• Supplied material:

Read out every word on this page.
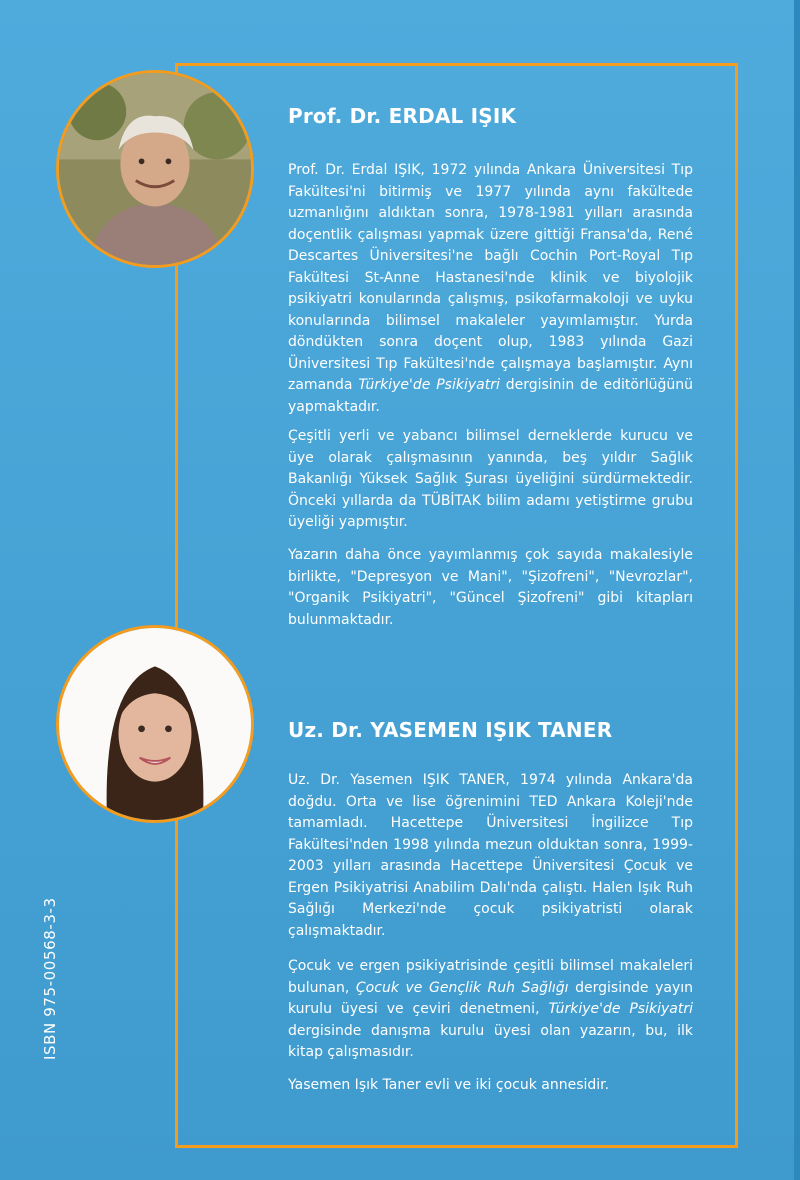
Prof. Dr. ERDAL IŞIK
Prof. Dr. Erdal IŞIK, 1972 yılında Ankara Üniversitesi Tıp Fakültesi'ni bitirmiş ve 1977 yılında aynı fakültede uzmanlığını aldıktan sonra, 1978-1981 yılları arasında doçentlik çalışması yapmak üzere gittiği Fransa'da, René Descartes Üniversitesi'ne bağlı Cochin Port-Royal Tıp Fakültesi St-Anne Hastanesi'nde klinik ve biyolojik psikiyatri konularında çalışmış, psikofarmakoloji ve uyku konularında bilimsel makaleler yayımlamıştır. Yurda döndükten sonra doçent olup, 1983 yılında Gazi Üniversitesi Tıp Fakültesi'nde çalışmaya başlamıştır. Aynı zamanda Türkiye'de Psikiyatri dergisinin de editörlüğünü yapmaktadır.
Çeşitli yerli ve yabancı bilimsel derneklerde kurucu ve üye olarak çalışmasının yanında, beş yıldır Sağlık Bakanlığı Yüksek Sağlık Şurası üyeliğini sürdürmektedir. Önceki yıllarda da TÜBİTAK bilim adamı yetiştirme grubu üyeliği yapmıştır.
Yazarın daha önce yayımlanmış çok sayıda makalesiyle birlikte, "Depresyon ve Mani", "Şizofreni", "Nevrozlar", "Organik Psikiyatri", "Güncel Şizofreni" gibi kitapları bulunmaktadır.
Uz. Dr. YASEMEN IŞIK TANER
Uz. Dr. Yasemen IŞIK TANER, 1974 yılında Ankara'da doğdu. Orta ve lise öğrenimini TED Ankara Koleji'nde tamamladı. Hacettepe Üniversitesi İngilizce Tıp Fakültesi'nden 1998 yılında mezun olduktan sonra, 1999-2003 yılları arasında Hacettepe Üniversitesi Çocuk ve Ergen Psikiyatrisi Anabilim Dalı'nda çalıştı. Halen Işık Ruh Sağlığı Merkezi'nde çocuk psikiyatristi olarak çalışmaktadır.
Çocuk ve ergen psikiyatrisinde çeşitli bilimsel makaleleri bulunan, Çocuk ve Gençlik Ruh Sağlığı dergisinde yayın kurulu üyesi ve çeviri denetmeni, Türkiye'de Psikiyatri dergisinde danışma kurulu üyesi olan yazarın, bu, ilk kitap çalışmasıdır.
Yasemen Işık Taner evli ve iki çocuk annesidir.
ISBN 975-00568-3-3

• Work instructions:
Omit the pictures, then output the rest of the listing exactly.

• Task result:
Read out every word on this page.
Prof. Dr. ERDAL IŞIK
Prof. Dr. Erdal IŞIK, 1972 yılında Ankara Üniversitesi Tıp Fakültesi'ni bitirmiş ve 1977 yılında aynı fakültede uzmanlığını aldıktan sonra, 1978-1981 yılları arasında doçentlik çalışması yapmak üzere gittiği Fransa'da, René Descartes Üniversitesi'ne bağlı Cochin Port-Royal Tıp Fakültesi St-Anne Hastanesi'nde klinik ve biyolojik psikiyatri konularında çalışmış, psikofarmakoloji ve uyku konularında bilimsel makaleler yayımlamıştır. Yurda döndükten sonra doçent olup, 1983 yılında Gazi Üniversitesi Tıp Fakültesi'nde çalışmaya başlamıştır. Aynı zamanda Türkiye'de Psikiyatri dergisinin de editörlüğünü yapmaktadır.
Çeşitli yerli ve yabancı bilimsel derneklerde kurucu ve üye olarak çalışmasının yanında, beş yıldır Sağlık Bakanlığı Yüksek Sağlık Şurası üyeliğini sürdürmektedir. Önceki yıllarda da TÜBİTAK bilim adamı yetiştirme grubu üyeliği yapmıştır.
Yazarın daha önce yayımlanmış çok sayıda makalesiyle birlikte, "Depresyon ve Mani", "Şizofreni", "Nevrozlar", "Organik Psikiyatri", "Güncel Şizofreni" gibi kitapları bulunmaktadır.
Uz. Dr. YASEMEN IŞIK TANER
Uz. Dr. Yasemen IŞIK TANER, 1974 yılında Ankara'da doğdu. Orta ve lise öğrenimini TED Ankara Koleji'nde tamamladı. Hacettepe Üniversitesi İngilizce Tıp Fakültesi'nden 1998 yılında mezun olduktan sonra, 1999-2003 yılları arasında Hacettepe Üniversitesi Çocuk ve Ergen Psikiyatrisi Anabilim Dalı'nda çalıştı. Halen Işık Ruh Sağlığı Merkezi'nde çocuk psikiyatristi olarak çalışmaktadır.
Çocuk ve ergen psikiyatrisinde çeşitli bilimsel makaleleri bulunan, Çocuk ve Gençlik Ruh Sağlığı dergisinde yayın kurulu üyesi ve çeviri denetmeni, Türkiye'de Psikiyatri dergisinde danışma kurulu üyesi olan yazarın, bu, ilk kitap çalışmasıdır.
Yasemen Işık Taner evli ve iki çocuk annesidir.
ISBN 975-00568-3-3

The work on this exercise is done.